* Objective:
Copy each line below without leaving any out.

* Records provided:
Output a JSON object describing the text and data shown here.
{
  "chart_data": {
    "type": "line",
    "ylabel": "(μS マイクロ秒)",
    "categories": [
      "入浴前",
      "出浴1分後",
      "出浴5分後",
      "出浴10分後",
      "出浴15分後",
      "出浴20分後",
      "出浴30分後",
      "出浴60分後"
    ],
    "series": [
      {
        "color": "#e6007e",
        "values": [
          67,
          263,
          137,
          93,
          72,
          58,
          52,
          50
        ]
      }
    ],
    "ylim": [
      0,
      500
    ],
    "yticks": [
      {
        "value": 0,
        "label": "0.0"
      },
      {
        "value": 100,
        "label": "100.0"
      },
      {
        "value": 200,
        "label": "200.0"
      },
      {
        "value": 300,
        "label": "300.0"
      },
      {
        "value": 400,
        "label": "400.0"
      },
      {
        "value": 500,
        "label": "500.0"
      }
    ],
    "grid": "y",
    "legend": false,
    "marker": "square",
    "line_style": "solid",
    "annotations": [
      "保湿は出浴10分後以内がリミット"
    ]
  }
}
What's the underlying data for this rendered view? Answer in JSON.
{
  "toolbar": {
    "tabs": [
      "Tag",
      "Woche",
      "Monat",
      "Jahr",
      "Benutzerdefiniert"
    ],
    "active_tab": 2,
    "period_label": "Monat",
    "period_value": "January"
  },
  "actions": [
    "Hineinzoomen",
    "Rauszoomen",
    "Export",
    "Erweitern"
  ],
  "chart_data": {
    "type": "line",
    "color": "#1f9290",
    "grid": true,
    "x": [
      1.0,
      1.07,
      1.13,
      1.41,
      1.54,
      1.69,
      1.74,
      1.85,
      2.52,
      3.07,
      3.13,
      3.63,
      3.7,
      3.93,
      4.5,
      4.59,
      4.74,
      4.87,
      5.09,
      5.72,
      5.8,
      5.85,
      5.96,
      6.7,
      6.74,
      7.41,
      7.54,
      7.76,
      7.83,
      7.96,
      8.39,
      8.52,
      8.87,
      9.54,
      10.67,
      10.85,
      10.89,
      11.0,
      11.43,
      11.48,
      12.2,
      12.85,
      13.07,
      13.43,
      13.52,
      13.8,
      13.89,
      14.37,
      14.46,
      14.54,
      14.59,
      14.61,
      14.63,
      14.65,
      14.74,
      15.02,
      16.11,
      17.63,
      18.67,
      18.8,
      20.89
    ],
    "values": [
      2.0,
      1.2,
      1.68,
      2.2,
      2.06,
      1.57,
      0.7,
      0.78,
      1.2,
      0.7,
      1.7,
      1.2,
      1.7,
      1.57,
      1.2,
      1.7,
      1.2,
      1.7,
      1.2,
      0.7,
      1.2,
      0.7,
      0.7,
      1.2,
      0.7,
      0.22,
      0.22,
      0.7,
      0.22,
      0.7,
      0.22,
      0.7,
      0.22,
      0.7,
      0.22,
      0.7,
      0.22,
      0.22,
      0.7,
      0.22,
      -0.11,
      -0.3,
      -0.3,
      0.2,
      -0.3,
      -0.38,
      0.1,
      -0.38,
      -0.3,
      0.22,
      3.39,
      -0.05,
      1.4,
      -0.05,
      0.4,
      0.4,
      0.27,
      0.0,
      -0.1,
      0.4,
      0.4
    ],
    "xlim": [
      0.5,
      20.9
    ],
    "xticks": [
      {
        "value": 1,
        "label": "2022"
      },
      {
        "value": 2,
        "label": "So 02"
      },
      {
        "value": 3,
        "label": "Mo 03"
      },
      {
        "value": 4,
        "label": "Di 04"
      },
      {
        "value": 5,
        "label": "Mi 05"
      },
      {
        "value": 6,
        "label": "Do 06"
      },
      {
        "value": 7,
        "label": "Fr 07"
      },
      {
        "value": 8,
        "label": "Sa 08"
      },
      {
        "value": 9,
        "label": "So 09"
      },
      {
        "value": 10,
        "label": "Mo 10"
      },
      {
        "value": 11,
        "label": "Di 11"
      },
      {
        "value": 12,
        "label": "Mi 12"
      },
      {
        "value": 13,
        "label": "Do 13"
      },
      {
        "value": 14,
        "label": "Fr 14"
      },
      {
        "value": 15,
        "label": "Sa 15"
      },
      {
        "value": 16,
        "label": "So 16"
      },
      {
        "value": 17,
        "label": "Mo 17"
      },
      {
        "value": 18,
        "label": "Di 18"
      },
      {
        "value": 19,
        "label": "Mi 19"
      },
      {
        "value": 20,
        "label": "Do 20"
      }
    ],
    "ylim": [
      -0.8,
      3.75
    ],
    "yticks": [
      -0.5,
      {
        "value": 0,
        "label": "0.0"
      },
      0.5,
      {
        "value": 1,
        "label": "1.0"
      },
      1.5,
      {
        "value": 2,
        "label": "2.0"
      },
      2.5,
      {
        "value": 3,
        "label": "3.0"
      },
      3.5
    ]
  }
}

* Response to this exercise:
Output a JSON object describing the text and data shown here.
{
  "chart_data": {
    "type": "line",
    "ylabel": "(μS マイクロ秒)",
    "categories": [
      "入浴前",
      "出浴1分後",
      "出浴5分後",
      "出浴10分後",
      "出浴15分後",
      "出浴20分後",
      "出浴30分後",
      "出浴60分後"
    ],
    "series": [
      {
        "color": "#e6007e",
        "values": [
          67,
          263,
          137,
          93,
          72,
          58,
          52,
          50
        ]
      }
    ],
    "ylim": [
      0,
      500
    ],
    "yticks": [
      {
        "value": 0,
        "label": "0.0"
      },
      {
        "value": 100,
        "label": "100.0"
      },
      {
        "value": 200,
        "label": "200.0"
      },
      {
        "value": 300,
        "label": "300.0"
      },
      {
        "value": 400,
        "label": "400.0"
      },
      {
        "value": 500,
        "label": "500.0"
      }
    ],
    "grid": "y",
    "legend": false,
    "marker": "square",
    "line_style": "solid",
    "annotations": [
      "保湿は出浴10分後以内がリミット"
    ]
  }
}
What's the underlying data for this rendered view? Answer in JSON.
{
  "toolbar": {
    "tabs": [
      "Tag",
      "Woche",
      "Monat",
      "Jahr",
      "Benutzerdefiniert"
    ],
    "active_tab": 2,
    "period_label": "Monat",
    "period_value": "January"
  },
  "actions": [
    "Hineinzoomen",
    "Rauszoomen",
    "Export",
    "Erweitern"
  ],
  "chart_data": {
    "type": "line",
    "color": "#1f9290",
    "grid": true,
    "x": [
      1.0,
      1.07,
      1.13,
      1.41,
      1.54,
      1.69,
      1.74,
      1.85,
      2.52,
      3.07,
      3.13,
      3.63,
      3.7,
      3.93,
      4.5,
      4.59,
      4.74,
      4.87,
      5.09,
      5.72,
      5.8,
      5.85,
      5.96,
      6.7,
      6.74,
      7.41,
      7.54,
      7.76,
      7.83,
      7.96,
      8.39,
      8.52,
      8.87,
      9.54,
      10.67,
      10.85,
      10.89,
      11.0,
      11.43,
      11.48,
      12.2,
      12.85,
      13.07,
      13.43,
      13.52,
      13.8,
      13.89,
      14.37,
      14.46,
      14.54,
      14.59,
      14.61,
      14.63,
      14.65,
      14.74,
      15.02,
      16.11,
      17.63,
      18.67,
      18.8,
      20.89
    ],
    "values": [
      2.0,
      1.2,
      1.68,
      2.2,
      2.06,
      1.57,
      0.7,
      0.78,
      1.2,
      0.7,
      1.7,
      1.2,
      1.7,
      1.57,
      1.2,
      1.7,
      1.2,
      1.7,
      1.2,
      0.7,
      1.2,
      0.7,
      0.7,
      1.2,
      0.7,
      0.22,
      0.22,
      0.7,
      0.22,
      0.7,
      0.22,
      0.7,
      0.22,
      0.7,
      0.22,
      0.7,
      0.22,
      0.22,
      0.7,
      0.22,
      -0.11,
      -0.3,
      -0.3,
      0.2,
      -0.3,
      -0.38,
      0.1,
      -0.38,
      -0.3,
      0.22,
      3.39,
      -0.05,
      1.4,
      -0.05,
      0.4,
      0.4,
      0.27,
      0.0,
      -0.1,
      0.4,
      0.4
    ],
    "xlim": [
      0.5,
      20.9
    ],
    "xticks": [
      {
        "value": 1,
        "label": "2022"
      },
      {
        "value": 2,
        "label": "So 02"
      },
      {
        "value": 3,
        "label": "Mo 03"
      },
      {
        "value": 4,
        "label": "Di 04"
      },
      {
        "value": 5,
        "label": "Mi 05"
      },
      {
        "value": 6,
        "label": "Do 06"
      },
      {
        "value": 7,
        "label": "Fr 07"
      },
      {
        "value": 8,
        "label": "Sa 08"
      },
      {
        "value": 9,
        "label": "So 09"
      },
      {
        "value": 10,
        "label": "Mo 10"
      },
      {
        "value": 11,
        "label": "Di 11"
      },
      {
        "value": 12,
        "label": "Mi 12"
      },
      {
        "value": 13,
        "label": "Do 13"
      },
      {
        "value": 14,
        "label": "Fr 14"
      },
      {
        "value": 15,
        "label": "Sa 15"
      },
      {
        "value": 16,
        "label": "So 16"
      },
      {
        "value": 17,
        "label": "Mo 17"
      },
      {
        "value": 18,
        "label": "Di 18"
      },
      {
        "value": 19,
        "label": "Mi 19"
      },
      {
        "value": 20,
        "label": "Do 20"
      }
    ],
    "ylim": [
      -0.8,
      3.75
    ],
    "yticks": [
      -0.5,
      {
        "value": 0,
        "label": "0.0"
      },
      0.5,
      {
        "value": 1,
        "label": "1.0"
      },
      1.5,
      {
        "value": 2,
        "label": "2.0"
      },
      2.5,
      {
        "value": 3,
        "label": "3.0"
      },
      3.5
    ]
  }
}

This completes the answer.